====== DATA EXCERPTS ======

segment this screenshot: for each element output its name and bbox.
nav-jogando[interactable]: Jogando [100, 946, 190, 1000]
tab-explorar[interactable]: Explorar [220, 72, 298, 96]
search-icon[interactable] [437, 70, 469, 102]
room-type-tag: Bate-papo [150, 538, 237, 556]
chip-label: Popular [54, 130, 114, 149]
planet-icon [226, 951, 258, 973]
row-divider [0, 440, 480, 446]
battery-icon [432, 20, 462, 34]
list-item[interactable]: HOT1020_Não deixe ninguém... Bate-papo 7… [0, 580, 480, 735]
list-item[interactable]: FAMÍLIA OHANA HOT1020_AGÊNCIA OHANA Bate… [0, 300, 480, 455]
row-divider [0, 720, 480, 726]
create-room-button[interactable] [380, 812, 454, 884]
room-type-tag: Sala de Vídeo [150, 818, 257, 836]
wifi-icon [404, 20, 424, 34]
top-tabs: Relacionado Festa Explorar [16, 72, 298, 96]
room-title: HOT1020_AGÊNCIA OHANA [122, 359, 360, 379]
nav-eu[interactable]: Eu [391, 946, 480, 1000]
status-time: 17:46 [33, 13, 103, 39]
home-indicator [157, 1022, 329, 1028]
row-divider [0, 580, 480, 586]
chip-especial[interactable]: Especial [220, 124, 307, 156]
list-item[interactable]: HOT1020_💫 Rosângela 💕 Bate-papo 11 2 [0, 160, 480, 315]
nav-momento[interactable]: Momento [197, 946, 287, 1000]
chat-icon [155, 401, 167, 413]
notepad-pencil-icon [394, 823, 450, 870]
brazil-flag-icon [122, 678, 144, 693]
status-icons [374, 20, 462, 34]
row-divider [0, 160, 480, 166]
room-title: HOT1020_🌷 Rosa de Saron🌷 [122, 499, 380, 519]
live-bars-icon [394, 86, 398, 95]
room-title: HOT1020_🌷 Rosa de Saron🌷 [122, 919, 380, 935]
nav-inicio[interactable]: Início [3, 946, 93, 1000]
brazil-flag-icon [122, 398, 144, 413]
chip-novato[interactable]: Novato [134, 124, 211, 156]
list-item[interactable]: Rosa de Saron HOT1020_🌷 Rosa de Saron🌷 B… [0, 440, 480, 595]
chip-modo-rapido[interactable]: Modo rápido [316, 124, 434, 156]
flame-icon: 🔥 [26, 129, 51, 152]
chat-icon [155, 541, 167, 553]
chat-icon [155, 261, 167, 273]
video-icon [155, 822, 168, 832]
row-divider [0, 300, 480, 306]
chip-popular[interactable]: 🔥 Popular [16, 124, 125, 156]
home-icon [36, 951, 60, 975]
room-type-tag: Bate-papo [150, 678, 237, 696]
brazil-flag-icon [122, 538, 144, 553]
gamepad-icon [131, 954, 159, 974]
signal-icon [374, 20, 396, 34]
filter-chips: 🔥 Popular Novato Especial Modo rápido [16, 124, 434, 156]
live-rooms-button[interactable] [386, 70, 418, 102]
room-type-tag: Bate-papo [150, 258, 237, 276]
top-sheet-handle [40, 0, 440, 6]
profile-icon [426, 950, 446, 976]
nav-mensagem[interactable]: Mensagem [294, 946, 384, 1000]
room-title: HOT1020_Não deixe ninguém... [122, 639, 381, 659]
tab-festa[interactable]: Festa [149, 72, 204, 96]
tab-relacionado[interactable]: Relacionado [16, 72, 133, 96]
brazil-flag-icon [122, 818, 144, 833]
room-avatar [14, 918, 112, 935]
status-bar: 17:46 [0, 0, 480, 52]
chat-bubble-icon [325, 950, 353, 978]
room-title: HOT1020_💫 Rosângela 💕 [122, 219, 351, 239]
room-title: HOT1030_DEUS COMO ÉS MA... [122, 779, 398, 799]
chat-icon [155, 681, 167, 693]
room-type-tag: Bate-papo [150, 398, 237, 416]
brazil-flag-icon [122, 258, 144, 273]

======

THE REQUEST – How do the entries read from the start through the line holding "nav-inicio[interactable]: Início [3, 946, 93, 1000]", inclusive, when "row-divider" is renamed to "row-separator" and everything else stays the same? Give only those lines.

RESULT –
segment this screenshot: for each element output its name and bbox.
nav-jogando[interactable]: Jogando [100, 946, 190, 1000]
tab-explorar[interactable]: Explorar [220, 72, 298, 96]
search-icon[interactable] [437, 70, 469, 102]
room-type-tag: Bate-papo [150, 538, 237, 556]
chip-label: Popular [54, 130, 114, 149]
planet-icon [226, 951, 258, 973]
row-separator [0, 440, 480, 446]
battery-icon [432, 20, 462, 34]
list-item[interactable]: HOT1020_Não deixe ninguém... Bate-papo 7… [0, 580, 480, 735]
list-item[interactable]: FAMÍLIA OHANA HOT1020_AGÊNCIA OHANA Bate… [0, 300, 480, 455]
row-separator [0, 720, 480, 726]
create-room-button[interactable] [380, 812, 454, 884]
room-type-tag: Sala de Vídeo [150, 818, 257, 836]
wifi-icon [404, 20, 424, 34]
top-tabs: Relacionado Festa Explorar [16, 72, 298, 96]
room-title: HOT1020_AGÊNCIA OHANA [122, 359, 360, 379]
nav-eu[interactable]: Eu [391, 946, 480, 1000]
status-time: 17:46 [33, 13, 103, 39]
home-indicator [157, 1022, 329, 1028]
row-separator [0, 580, 480, 586]
chip-especial[interactable]: Especial [220, 124, 307, 156]
list-item[interactable]: HOT1020_💫 Rosângela 💕 Bate-papo 11 2 [0, 160, 480, 315]
nav-momento[interactable]: Momento [197, 946, 287, 1000]
chat-icon [155, 401, 167, 413]
notepad-pencil-icon [394, 823, 450, 870]
brazil-flag-icon [122, 678, 144, 693]
status-icons [374, 20, 462, 34]
row-separator [0, 160, 480, 166]
room-title: HOT1020_🌷 Rosa de Saron🌷 [122, 499, 380, 519]
live-bars-icon [394, 86, 398, 95]
room-title: HOT1020_🌷 Rosa de Saron🌷 [122, 919, 380, 935]
nav-inicio[interactable]: Início [3, 946, 93, 1000]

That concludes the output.